TASK DETAILS: All entries given below are to be returned word for word.
______
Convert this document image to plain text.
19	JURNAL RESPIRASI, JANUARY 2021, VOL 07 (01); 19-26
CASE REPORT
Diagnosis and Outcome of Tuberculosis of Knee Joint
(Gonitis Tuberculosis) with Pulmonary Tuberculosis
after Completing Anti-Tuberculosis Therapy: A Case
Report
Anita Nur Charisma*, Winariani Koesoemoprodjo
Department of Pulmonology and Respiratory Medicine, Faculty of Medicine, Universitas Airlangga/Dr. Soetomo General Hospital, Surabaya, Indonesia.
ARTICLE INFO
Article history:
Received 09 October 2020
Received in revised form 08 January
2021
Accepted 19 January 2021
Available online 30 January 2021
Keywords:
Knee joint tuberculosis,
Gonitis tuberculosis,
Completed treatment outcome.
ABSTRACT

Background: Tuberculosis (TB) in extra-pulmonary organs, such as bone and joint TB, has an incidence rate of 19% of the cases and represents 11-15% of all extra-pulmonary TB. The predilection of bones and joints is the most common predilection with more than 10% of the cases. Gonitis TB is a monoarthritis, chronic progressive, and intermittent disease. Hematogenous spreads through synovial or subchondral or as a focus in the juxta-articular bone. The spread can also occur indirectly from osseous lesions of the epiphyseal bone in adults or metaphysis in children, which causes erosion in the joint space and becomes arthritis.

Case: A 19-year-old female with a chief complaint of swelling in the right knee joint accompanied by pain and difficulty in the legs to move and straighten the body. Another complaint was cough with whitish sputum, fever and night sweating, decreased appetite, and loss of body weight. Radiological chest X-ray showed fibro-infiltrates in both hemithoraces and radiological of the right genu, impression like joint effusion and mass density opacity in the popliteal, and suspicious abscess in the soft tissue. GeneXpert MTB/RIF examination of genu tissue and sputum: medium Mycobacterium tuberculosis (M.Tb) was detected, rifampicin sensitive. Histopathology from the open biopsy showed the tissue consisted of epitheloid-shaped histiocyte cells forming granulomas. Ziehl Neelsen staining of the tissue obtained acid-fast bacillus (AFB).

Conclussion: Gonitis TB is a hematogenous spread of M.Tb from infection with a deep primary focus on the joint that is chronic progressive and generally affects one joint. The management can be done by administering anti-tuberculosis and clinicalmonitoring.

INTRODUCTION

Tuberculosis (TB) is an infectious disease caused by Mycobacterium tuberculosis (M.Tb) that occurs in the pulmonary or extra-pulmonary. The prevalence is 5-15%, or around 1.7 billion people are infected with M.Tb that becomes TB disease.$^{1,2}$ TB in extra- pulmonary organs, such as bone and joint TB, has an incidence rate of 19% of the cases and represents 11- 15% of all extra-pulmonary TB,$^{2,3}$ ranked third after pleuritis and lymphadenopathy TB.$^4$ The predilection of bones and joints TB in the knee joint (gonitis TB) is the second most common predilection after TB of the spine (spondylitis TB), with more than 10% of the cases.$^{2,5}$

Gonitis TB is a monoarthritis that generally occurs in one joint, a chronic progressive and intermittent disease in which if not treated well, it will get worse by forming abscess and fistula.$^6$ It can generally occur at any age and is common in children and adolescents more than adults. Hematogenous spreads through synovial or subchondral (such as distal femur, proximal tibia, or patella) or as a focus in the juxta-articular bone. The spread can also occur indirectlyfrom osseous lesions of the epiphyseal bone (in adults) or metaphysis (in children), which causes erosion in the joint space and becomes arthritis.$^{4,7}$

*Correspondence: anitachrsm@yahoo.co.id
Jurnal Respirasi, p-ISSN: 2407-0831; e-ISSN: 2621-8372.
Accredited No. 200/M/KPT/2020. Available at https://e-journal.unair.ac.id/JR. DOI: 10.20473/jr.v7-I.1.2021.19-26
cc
______
SOLUTION TO THE PROBLEM:
Convert this document image to plain text.
19	JURNAL RESPIRASI, JANUARY 2021, VOL 07 (01); 19-26
CASE REPORT
Diagnosis and Outcome of Tuberculosis of Knee Joint
(Gonitis Tuberculosis) with Pulmonary Tuberculosis
after Completing Anti-Tuberculosis Therapy: A Case
Report
Anita Nur Charisma*, Winariani Koesoemoprodjo
Department of Pulmonology and Respiratory Medicine, Faculty of Medicine, Universitas Airlangga/Dr. Soetomo General Hospital, Surabaya, Indonesia.
ARTICLE INFO
Article history:
Received 09 October 2020
Received in revised form 08 January
2021
Accepted 19 January 2021
Available online 30 January 2021
Keywords:
Knee joint tuberculosis,
Gonitis tuberculosis,
Completed treatment outcome.
ABSTRACT

Background: Tuberculosis (TB) in extra-pulmonary organs, such as bone and joint TB, has an incidence rate of 19% of the cases and represents 11-15% of all extra-pulmonary TB. The predilection of bones and joints is the most common predilection with more than 10% of the cases. Gonitis TB is a monoarthritis, chronic progressive, and intermittent disease. Hematogenous spreads through synovial or subchondral or as a focus in the juxta-articular bone. The spread can also occur indirectly from osseous lesions of the epiphyseal bone in adults or metaphysis in children, which causes erosion in the joint space and becomes arthritis.

Case: A 19-year-old female with a chief complaint of swelling in the right knee joint accompanied by pain and difficulty in the legs to move and straighten the body. Another complaint was cough with whitish sputum, fever and night sweating, decreased appetite, and loss of body weight. Radiological chest X-ray showed fibro-infiltrates in both hemithoraces and radiological of the right genu, impression like joint effusion and mass density opacity in the popliteal, and suspicious abscess in the soft tissue. GeneXpert MTB/RIF examination of genu tissue and sputum: medium Mycobacterium tuberculosis (M.Tb) was detected, rifampicin sensitive. Histopathology from the open biopsy showed the tissue consisted of epitheloid-shaped histiocyte cells forming granulomas. Ziehl Neelsen staining of the tissue obtained acid-fast bacillus (AFB).

Conclussion: Gonitis TB is a hematogenous spread of M.Tb from infection with a deep primary focus on the joint that is chronic progressive and generally affects one joint. The management can be done by administering anti-tuberculosis and clinicalmonitoring.

INTRODUCTION

Tuberculosis (TB) is an infectious disease caused by Mycobacterium tuberculosis (M.Tb) that occurs in the pulmonary or extra-pulmonary. The prevalence is 5-15%, or around 1.7 billion people are infected with M.Tb that becomes TB disease.$^{1,2}$ TB in extra- pulmonary organs, such as bone and joint TB, has an incidence rate of 19% of the cases and represents 11- 15% of all extra-pulmonary TB,$^{2,3}$ ranked third after pleuritis and lymphadenopathy TB.$^4$ The predilection of bones and joints TB in the knee joint (gonitis TB) is the second most common predilection after TB of the spine (spondylitis TB), with more than 10% of the cases.$^{2,5}$

Gonitis TB is a monoarthritis that generally occurs in one joint, a chronic progressive and intermittent disease in which if not treated well, it will get worse by forming abscess and fistula.$^6$ It can generally occur at any age and is common in children and adolescents more than adults. Hematogenous spreads through synovial or subchondral (such as distal femur, proximal tibia, or patella) or as a focus in the juxta-articular bone. The spread can also occur indirectlyfrom osseous lesions of the epiphyseal bone (in adults) or metaphysis (in children), which causes erosion in the joint space and becomes arthritis.$^{4,7}$

*Correspondence: anitachrsm@yahoo.co.id
Jurnal Respirasi, p-ISSN: 2407-0831; e-ISSN: 2621-8372.
Accredited No. 200/M/KPT/2020. Available at https://e-journal.unair.ac.id/JR. DOI: 10.20473/jr.v7-I.1.2021.19-26
cc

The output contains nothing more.